- Exercise material
============================================================

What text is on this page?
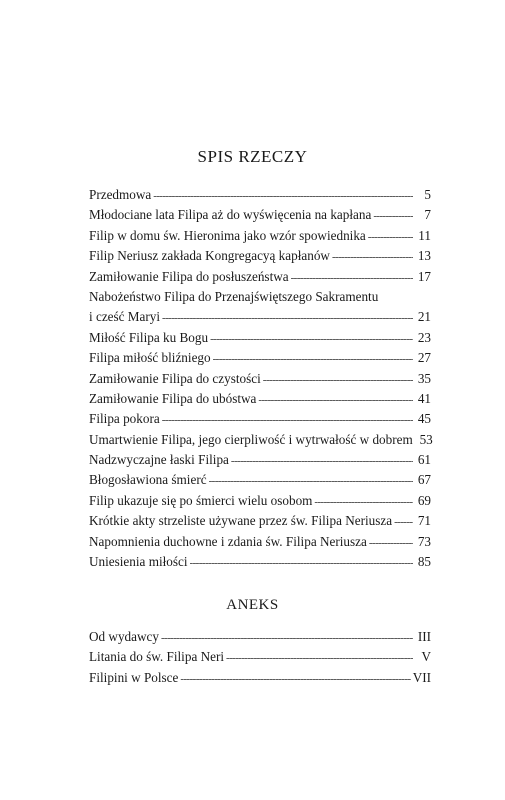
SPIS RZECZY
Przedmowa -----	5
Młodociane lata Filipa aż do wyświęcenia na kapłana -----	7
Filip w domu św. Hieronima jako wzór spowiednika -----	11
Filip Neriusz zakłada Kongregacyą kapłanów -----	13
Zamiłowanie Filipa do posłuszeństwa -----	17
Nabożeństwo Filipa do Przenajświętszego Sakramentu
i cześć Maryi -----	21
Miłość Filipa ku Bogu -----	23
Filipa miłość bliźniego -----	27
Zamiłowanie Filipa do czystości -----	35
Zamiłowanie Filipa do ubóstwa -----	41
Filipa pokora -----	45
Umartwienie Filipa, jego cierpliwość i wytrwałość w dobrem 53
Nadzwyczajne łaski Filipa -----	61
Błogosławiona śmierć -----	67
Filip ukazuje się po śmierci wielu osobom -----	69
Krótkie akty strzeliste używane przez św. Filipa Neriusza ----- 71
Napomnienia duchowne i zdania św. Filipa Neriusza -----	73
Uniesienia miłości -----	85
ANEKS
Od wydawcy -----	III
Litania do św. Filipa Neri -----	V
Filipini w Polsce -----	VII
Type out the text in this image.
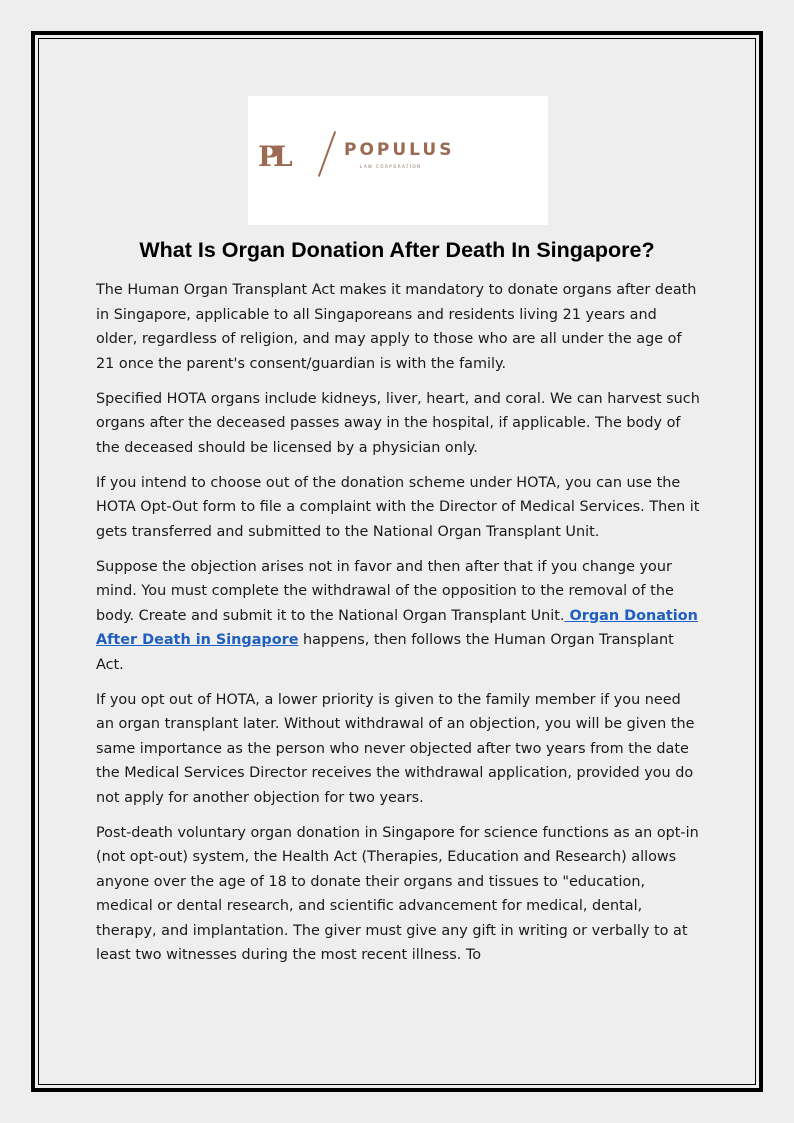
PL	POPULUS
LAW CORPORATION
What Is Organ Donation After Death In Singapore?

The Human Organ Transplant Act makes it mandatory to donate organs after death in Singapore, applicable to all Singaporeans and residents living 21 years and older, regardless of religion, and may apply to those who are all under the age of 21 once the parent's consent/guardian is with the family.

Specified HOTA organs include kidneys, liver, heart, and coral. We can harvest such organs after the deceased passes away in the hospital, if applicable. The body of the deceased should be licensed by a physician only.

If you intend to choose out of the donation scheme under HOTA, you can use the HOTA Opt-Out form to file a complaint with the Director of Medical Services. Then it gets transferred and submitted to the National Organ Transplant Unit.

Suppose the objection arises not in favor and then after that if you change your mind. You must complete the withdrawal of the opposition to the removal of the body. Create and submit it to the National Organ Transplant Unit. Organ Donation After Death in Singapore happens, then follows the Human Organ Transplant Act.

If you opt out of HOTA, a lower priority is given to the family member if you need an organ transplant later. Without withdrawal of an objection, you will be given the same importance as the person who never objected after two years from the date the Medical Services Director receives the withdrawal application, provided you do not apply for another objection for two years.

Post-death voluntary organ donation in Singapore for science functions as an opt-in (not opt-out) system, the Health Act (Therapies, Education and Research) allows anyone over the age of 18 to donate their organs and tissues to "education, medical or dental research, and scientific advancement for medical, dental, therapy, and implantation. The giver must give any gift in writing or verbally to at least two witnesses during the most recent illness. To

============================================================

Set down the complete material exactly, but do not include the images.

- Solution
What text is on this page?
SPIS RZECZY
Przedmowa -----	5
Młodociane lata Filipa aż do wyświęcenia na kapłana -----	7
Filip w domu św. Hieronima jako wzór spowiednika -----	11
Filip Neriusz zakłada Kongregacyą kapłanów -----	13
Zamiłowanie Filipa do posłuszeństwa -----	17
Nabożeństwo Filipa do Przenajświętszego Sakramentu
i cześć Maryi -----	21
Miłość Filipa ku Bogu -----	23
Filipa miłość bliźniego -----	27
Zamiłowanie Filipa do czystości -----	35
Zamiłowanie Filipa do ubóstwa -----	41
Filipa pokora -----	45
Umartwienie Filipa, jego cierpliwość i wytrwałość w dobrem 53
Nadzwyczajne łaski Filipa -----	61
Błogosławiona śmierć -----	67
Filip ukazuje się po śmierci wielu osobom -----	69
Krótkie akty strzeliste używane przez św. Filipa Neriusza ----- 71
Napomnienia duchowne i zdania św. Filipa Neriusza -----	73
Uniesienia miłości -----	85
ANEKS
Od wydawcy -----	III
Litania do św. Filipa Neri -----	V
Filipini w Polsce -----	VII
Type out the text in this image.
PL	POPULUS
LAW CORPORATION
What Is Organ Donation After Death In Singapore?

The Human Organ Transplant Act makes it mandatory to donate organs after death in Singapore, applicable to all Singaporeans and residents living 21 years and older, regardless of religion, and may apply to those who are all under the age of 21 once the parent's consent/guardian is with the family.

Specified HOTA organs include kidneys, liver, heart, and coral. We can harvest such organs after the deceased passes away in the hospital, if applicable. The body of the deceased should be licensed by a physician only.

If you intend to choose out of the donation scheme under HOTA, you can use the HOTA Opt-Out form to file a complaint with the Director of Medical Services. Then it gets transferred and submitted to the National Organ Transplant Unit.

Suppose the objection arises not in favor and then after that if you change your mind. You must complete the withdrawal of the opposition to the removal of the body. Create and submit it to the National Organ Transplant Unit. Organ Donation After Death in Singapore happens, then follows the Human Organ Transplant Act.

If you opt out of HOTA, a lower priority is given to the family member if you need an organ transplant later. Without withdrawal of an objection, you will be given the same importance as the person who never objected after two years from the date the Medical Services Director receives the withdrawal application, provided you do not apply for another objection for two years.

Post-death voluntary organ donation in Singapore for science functions as an opt-in (not opt-out) system, the Health Act (Therapies, Education and Research) allows anyone over the age of 18 to donate their organs and tissues to "education, medical or dental research, and scientific advancement for medical, dental, therapy, and implantation. The giver must give any gift in writing or verbally to at least two witnesses during the most recent illness. To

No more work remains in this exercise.